--- TASK BRIEF ---
Reproduce all entries precisely, down to the last character.

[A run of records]
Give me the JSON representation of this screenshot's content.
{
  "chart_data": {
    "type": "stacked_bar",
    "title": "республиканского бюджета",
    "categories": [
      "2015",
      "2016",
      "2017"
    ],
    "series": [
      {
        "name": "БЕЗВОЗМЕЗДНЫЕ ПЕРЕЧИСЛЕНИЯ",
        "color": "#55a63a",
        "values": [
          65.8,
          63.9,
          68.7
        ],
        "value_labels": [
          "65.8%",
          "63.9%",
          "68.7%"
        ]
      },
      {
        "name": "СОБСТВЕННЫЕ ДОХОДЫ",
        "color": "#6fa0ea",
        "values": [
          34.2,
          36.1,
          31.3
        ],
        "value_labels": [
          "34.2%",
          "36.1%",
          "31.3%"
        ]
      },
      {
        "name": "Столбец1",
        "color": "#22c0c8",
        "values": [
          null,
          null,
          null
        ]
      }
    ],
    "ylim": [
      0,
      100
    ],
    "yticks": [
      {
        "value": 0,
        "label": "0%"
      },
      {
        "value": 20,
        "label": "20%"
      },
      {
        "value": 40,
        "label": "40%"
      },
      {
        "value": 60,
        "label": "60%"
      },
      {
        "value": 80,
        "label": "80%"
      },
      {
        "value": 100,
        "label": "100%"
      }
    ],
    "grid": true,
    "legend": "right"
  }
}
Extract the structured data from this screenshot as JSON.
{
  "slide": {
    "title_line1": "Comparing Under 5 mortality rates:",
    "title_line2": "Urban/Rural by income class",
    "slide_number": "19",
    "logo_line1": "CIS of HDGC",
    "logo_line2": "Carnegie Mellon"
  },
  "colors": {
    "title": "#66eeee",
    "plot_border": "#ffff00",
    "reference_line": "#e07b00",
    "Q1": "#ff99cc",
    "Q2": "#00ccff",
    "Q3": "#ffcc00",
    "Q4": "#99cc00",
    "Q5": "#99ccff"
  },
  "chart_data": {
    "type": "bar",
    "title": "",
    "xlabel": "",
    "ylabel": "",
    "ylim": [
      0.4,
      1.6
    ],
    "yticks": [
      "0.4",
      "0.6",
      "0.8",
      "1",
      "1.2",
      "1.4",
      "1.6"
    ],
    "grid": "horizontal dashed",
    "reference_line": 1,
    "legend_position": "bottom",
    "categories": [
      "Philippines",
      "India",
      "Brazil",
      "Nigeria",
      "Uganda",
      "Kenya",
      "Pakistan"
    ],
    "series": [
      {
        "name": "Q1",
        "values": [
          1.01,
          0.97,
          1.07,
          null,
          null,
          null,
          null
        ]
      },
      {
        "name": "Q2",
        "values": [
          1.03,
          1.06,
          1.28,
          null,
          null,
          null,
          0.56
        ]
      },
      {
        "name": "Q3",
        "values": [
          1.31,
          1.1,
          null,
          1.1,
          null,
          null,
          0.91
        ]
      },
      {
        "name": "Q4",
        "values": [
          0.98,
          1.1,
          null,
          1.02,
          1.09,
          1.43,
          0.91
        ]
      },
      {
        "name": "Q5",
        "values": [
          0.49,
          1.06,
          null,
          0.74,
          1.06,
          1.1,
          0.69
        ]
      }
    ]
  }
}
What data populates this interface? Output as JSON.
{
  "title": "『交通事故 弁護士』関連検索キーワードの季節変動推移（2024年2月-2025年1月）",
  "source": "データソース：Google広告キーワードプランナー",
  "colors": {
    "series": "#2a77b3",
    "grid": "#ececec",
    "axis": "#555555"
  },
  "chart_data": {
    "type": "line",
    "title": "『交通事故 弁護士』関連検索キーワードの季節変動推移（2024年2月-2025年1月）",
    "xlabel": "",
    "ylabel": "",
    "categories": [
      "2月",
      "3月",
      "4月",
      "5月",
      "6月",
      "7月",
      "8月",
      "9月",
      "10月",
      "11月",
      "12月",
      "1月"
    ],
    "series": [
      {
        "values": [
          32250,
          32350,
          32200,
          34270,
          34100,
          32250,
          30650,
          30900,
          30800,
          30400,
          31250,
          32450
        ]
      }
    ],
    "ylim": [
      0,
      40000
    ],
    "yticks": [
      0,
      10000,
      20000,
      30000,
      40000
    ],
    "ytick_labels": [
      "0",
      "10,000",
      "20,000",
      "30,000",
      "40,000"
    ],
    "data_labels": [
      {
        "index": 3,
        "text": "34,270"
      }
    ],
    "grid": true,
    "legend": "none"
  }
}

--- SOLUTION TO THE PROBLEM ---
Give me the JSON representation of this screenshot's content.
{
  "chart_data": {
    "type": "stacked_bar",
    "title": "республиканского бюджета",
    "categories": [
      "2015",
      "2016",
      "2017"
    ],
    "series": [
      {
        "name": "БЕЗВОЗМЕЗДНЫЕ ПЕРЕЧИСЛЕНИЯ",
        "color": "#55a63a",
        "values": [
          65.8,
          63.9,
          68.7
        ],
        "value_labels": [
          "65.8%",
          "63.9%",
          "68.7%"
        ]
      },
      {
        "name": "СОБСТВЕННЫЕ ДОХОДЫ",
        "color": "#6fa0ea",
        "values": [
          34.2,
          36.1,
          31.3
        ],
        "value_labels": [
          "34.2%",
          "36.1%",
          "31.3%"
        ]
      },
      {
        "name": "Столбец1",
        "color": "#22c0c8",
        "values": [
          null,
          null,
          null
        ]
      }
    ],
    "ylim": [
      0,
      100
    ],
    "yticks": [
      {
        "value": 0,
        "label": "0%"
      },
      {
        "value": 20,
        "label": "20%"
      },
      {
        "value": 40,
        "label": "40%"
      },
      {
        "value": 60,
        "label": "60%"
      },
      {
        "value": 80,
        "label": "80%"
      },
      {
        "value": 100,
        "label": "100%"
      }
    ],
    "grid": true,
    "legend": "right"
  }
}
Extract the structured data from this screenshot as JSON.
{
  "slide": {
    "title_line1": "Comparing Under 5 mortality rates:",
    "title_line2": "Urban/Rural by income class",
    "slide_number": "19",
    "logo_line1": "CIS of HDGC",
    "logo_line2": "Carnegie Mellon"
  },
  "colors": {
    "title": "#66eeee",
    "plot_border": "#ffff00",
    "reference_line": "#e07b00",
    "Q1": "#ff99cc",
    "Q2": "#00ccff",
    "Q3": "#ffcc00",
    "Q4": "#99cc00",
    "Q5": "#99ccff"
  },
  "chart_data": {
    "type": "bar",
    "title": "",
    "xlabel": "",
    "ylabel": "",
    "ylim": [
      0.4,
      1.6
    ],
    "yticks": [
      "0.4",
      "0.6",
      "0.8",
      "1",
      "1.2",
      "1.4",
      "1.6"
    ],
    "grid": "horizontal dashed",
    "reference_line": 1,
    "legend_position": "bottom",
    "categories": [
      "Philippines",
      "India",
      "Brazil",
      "Nigeria",
      "Uganda",
      "Kenya",
      "Pakistan"
    ],
    "series": [
      {
        "name": "Q1",
        "values": [
          1.01,
          0.97,
          1.07,
          null,
          null,
          null,
          null
        ]
      },
      {
        "name": "Q2",
        "values": [
          1.03,
          1.06,
          1.28,
          null,
          null,
          null,
          0.56
        ]
      },
      {
        "name": "Q3",
        "values": [
          1.31,
          1.1,
          null,
          1.1,
          null,
          null,
          0.91
        ]
      },
      {
        "name": "Q4",
        "values": [
          0.98,
          1.1,
          null,
          1.02,
          1.09,
          1.43,
          0.91
        ]
      },
      {
        "name": "Q5",
        "values": [
          0.49,
          1.06,
          null,
          0.74,
          1.06,
          1.1,
          0.69
        ]
      }
    ]
  }
}
What data populates this interface? Output as JSON.
{
  "title": "『交通事故 弁護士』関連検索キーワードの季節変動推移（2024年2月-2025年1月）",
  "source": "データソース：Google広告キーワードプランナー",
  "colors": {
    "series": "#2a77b3",
    "grid": "#ececec",
    "axis": "#555555"
  },
  "chart_data": {
    "type": "line",
    "title": "『交通事故 弁護士』関連検索キーワードの季節変動推移（2024年2月-2025年1月）",
    "xlabel": "",
    "ylabel": "",
    "categories": [
      "2月",
      "3月",
      "4月",
      "5月",
      "6月",
      "7月",
      "8月",
      "9月",
      "10月",
      "11月",
      "12月",
      "1月"
    ],
    "series": [
      {
        "values": [
          32250,
          32350,
          32200,
          34270,
          34100,
          32250,
          30650,
          30900,
          30800,
          30400,
          31250,
          32450
        ]
      }
    ],
    "ylim": [
      0,
      40000
    ],
    "yticks": [
      0,
      10000,
      20000,
      30000,
      40000
    ],
    "ytick_labels": [
      "0",
      "10,000",
      "20,000",
      "30,000",
      "40,000"
    ],
    "data_labels": [
      {
        "index": 3,
        "text": "34,270"
      }
    ],
    "grid": true,
    "legend": "none"
  }
}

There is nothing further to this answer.